━━ Alıntılanan metin ━━

02 Nisan 2024 | Salı

Çekilmek!

Günün sorusu; Fenerbahçe ligden çekilir mi? Mümkün değil. Bu ülkenin en aydınlık kulüplerinden birinden bahsediyoruz. Gagasında karanfil taşıyan Kanarya karanlığın yüzüne "Fener tutar!" Sorulması gereken; "Fenerbahçe'nin olmadığı bir lig çekilir mi?" Yoksa kimin otobüsü kurşunlanır?
Kimin kulüp başkanı örgüt kurduğu bahanesiyle tutuklanır ve hapis yatar?
H H H
Ateşlere basa basa yürümeyi göze almaktır büyüklük. Kurşunlanan otobüsün faillerinin hala bulunamadığı bir ülkede biz neyi arıyoruz? Hangi adaleti?
3 Temmuz kumpasında yalnız bırakılan bir kulübün her taraftan hançerlendiğini kim inkar edebilir?
O zamanlar Fenerbahçe adına yazdığım satırları hatırlıyorum. "Sizinki bunca saldırının ortasında tek başına bırakılan bir takımın ruh devrimidir.
Kimseye boyun eğmediniz, kimsenin huyuna suyuna gitmediniz. Bundan daha onurlu bir imza atılır mı hayata?
Bundan böyle çocuklarınızı "Aziz" diye çağırın. Sevda örgütüne kaydedilmiş üyeler olarak, örgüt neymiş görsünler!
H H H
Aziz Yıldırım'ın verdiği mücadeleyi hiçbir kulüp başkanı verememiştir.
Aziz Yıldırım'ın uğruna hapis yattığı değerlere gerçek anlamda sahip çıkılmamış ve o değerleri sekteye uğratanlar olmuştur. Şampiyonluktan çok daha anlamlı olan bir gerçek varsa o da duruştur. O duruş da Aziz Yıldırım'da var.
Yıllar önce Fenerbahçe taraftarı bir delikanlının bana gönderdiği mektupta yazan satırları hiç unutmadım.
"Kazandığında sevmiyorum seni, kaybettiğinde sevdiğim kadar!" H H H
Güzel duyguları öldürdü futbol.
Herkes elbirliğiyle değerleri talan etti. Zarafet sona erdi. Adam gibi konuşabilen yönetici mumla aranır oldu. Mafya sistemi futbolda egemen güç haline geldi, şampiyonluk kapılarını tekmeyle küfürle açanlar imparator oldu. Düdüklerini sattıkları "resmen" belgelenen hakemlere meslekten el çektirildi de beyler ekranlarda yorumcu oldu. Gözlerinden irin akan adamlar takımlarda kaptan oldu. Daha ne olsun!
Sabit fikirlere kilitlenmiş olanlara anahtar cümleler kurmanın alemi var mı?
H H H
Varlığı fark edilmeyen güzelliklerin yokluğu da kimseyi ilgilendirmiyor.
O yüzden mazideki güzellikleri ve değerleri savunanlara eski moda deniyor. Yeni moda, haksızlığı ve zalimliği güncelliyor, ihaneti dansa kaldırıyor. Parayı nerden buldukları belli olmayan karanlık adamların ağzının içine düşüyor.

━━━

Yapılacak işlemler:
- 1) Aşağıdaki ifadelerin alıntılanan metinle uyuşup uyuşmadığını belirtin. Her biri için evet ya da hayır deyin ve kararı belirleyen sözcükleri metinden aynen aktarın.
(a) Yazara göre Fenerbahçe'nin ligden çekilmesi mümkün değildir.
(b) Kurşunlanan otobüsün failleri bulunmuştur.
(c) Yazara mektup gönderen delikanlı bir Galatasaray taraftarıdır.
- 2) Kayıtlarda "ellipsis-icon (1242, 772, 1246, 776)" ifadesini içeren satırdan "site-header: 406 BONEWORKS" ifadesini içeren satıra kadar, iki uç da dahil olmak üzere, tüm satırları birebir aktarın.
Alıntılanan metin ile kayıtlar arasında hiçbir bağ yoktur.

━━ Çalışma verileri ━━

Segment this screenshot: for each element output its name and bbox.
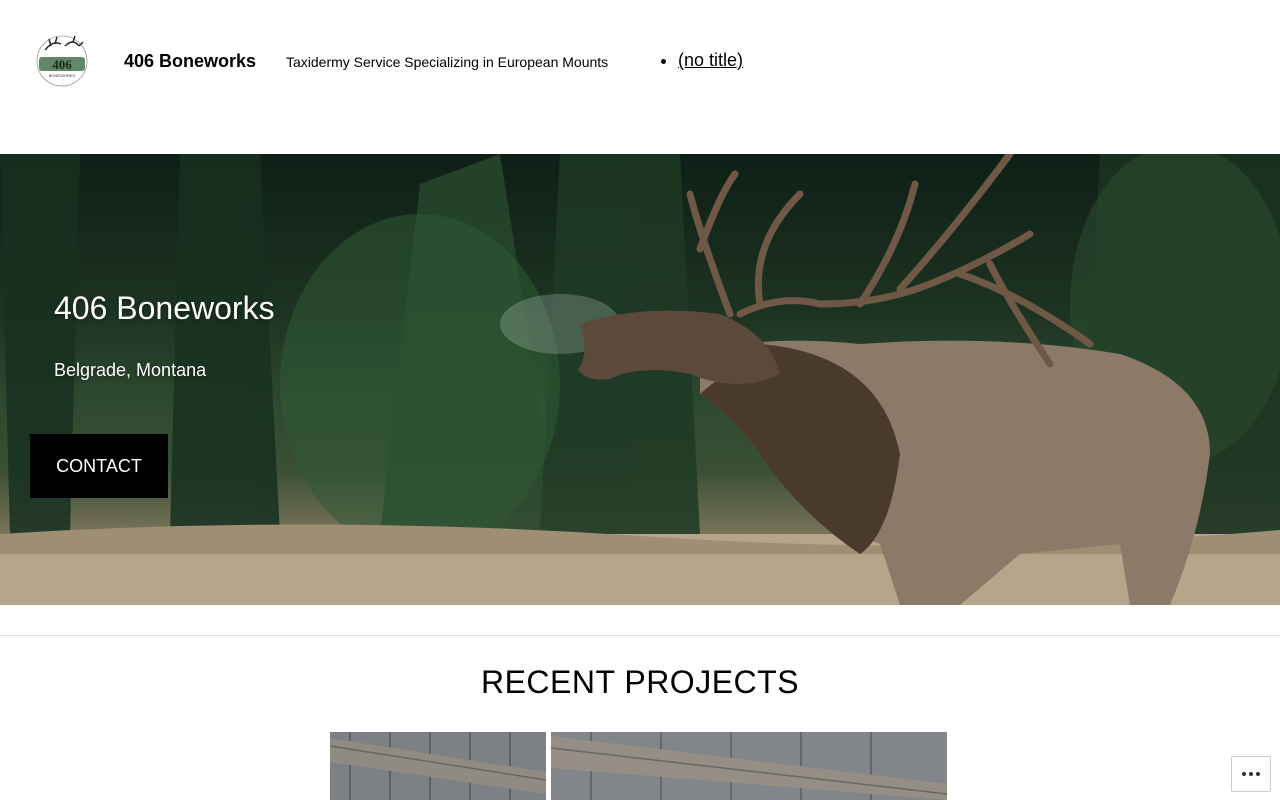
ellipsis-icon (1242, 772, 1246, 776)
ellipsis-icon (1249, 772, 1253, 776)
primary-nav: (no title) (660, 50, 743, 71)
hero-cover: 406 Boneworks Belgrade, Montana CONTACT (0, 154, 1280, 605)
site-title[interactable]: 406 Boneworks (124, 51, 256, 72)
nav-item: (no title) (678, 50, 743, 71)
section-divider (0, 635, 1280, 636)
ellipsis-icon (1256, 772, 1260, 776)
hero-subtitle: Belgrade, Montana (54, 360, 207, 380)
site-logo[interactable]: 406 BONEWORKS (35, 34, 89, 88)
hero-title: 406 Boneworks (54, 290, 275, 326)
site-header: 406 BONEWORKS 406 Boneworks Taxidermy Se… (0, 0, 1280, 154)
contact-button[interactable]: CONTACT (30, 434, 168, 498)
nav-link-no-title[interactable]: (no title) (678, 50, 743, 70)
recent-projects-heading: RECENT PROJECTS (480, 664, 800, 700)
svg-text:406: 406 (52, 57, 72, 72)
site-tagline: Taxidermy Service Specializing in Europe… (286, 54, 609, 70)
more-options-button[interactable] (1231, 756, 1271, 792)
project-image-2[interactable] (551, 732, 947, 800)
svg-text:BONEWORKS: BONEWORKS (49, 73, 76, 78)
project-image-1[interactable] (330, 732, 546, 800)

━━━

Yanıtlar:
- 1)
(a) Evet: "Fenerbahçe ligden çekilir mi? Mümkün değil."
(b) Hayır: "Kurşunlanan otobüsün faillerinin hala bulunamadığı bir ülkede"
(c) Hayır: "Fenerbahçe taraftarı bir delikanlının bana gönderdiği mektupta"

- 2)
ellipsis-icon (1242, 772, 1246, 776)
ellipsis-icon (1249, 772, 1253, 776)
primary-nav: (no title) (660, 50, 743, 71)
hero-cover: 406 Boneworks Belgrade, Montana CONTACT (0, 154, 1280, 605)
site-title[interactable]: 406 Boneworks (124, 51, 256, 72)
nav-item: (no title) (678, 50, 743, 71)
section-divider (0, 635, 1280, 636)
ellipsis-icon (1256, 772, 1260, 776)
hero-subtitle: Belgrade, Montana (54, 360, 207, 380)
site-logo[interactable]: 406 BONEWORKS (35, 34, 89, 88)
hero-title: 406 Boneworks (54, 290, 275, 326)
site-header: 406 BONEWORKS 406 Boneworks Taxidermy Se… (0, 0, 1280, 154)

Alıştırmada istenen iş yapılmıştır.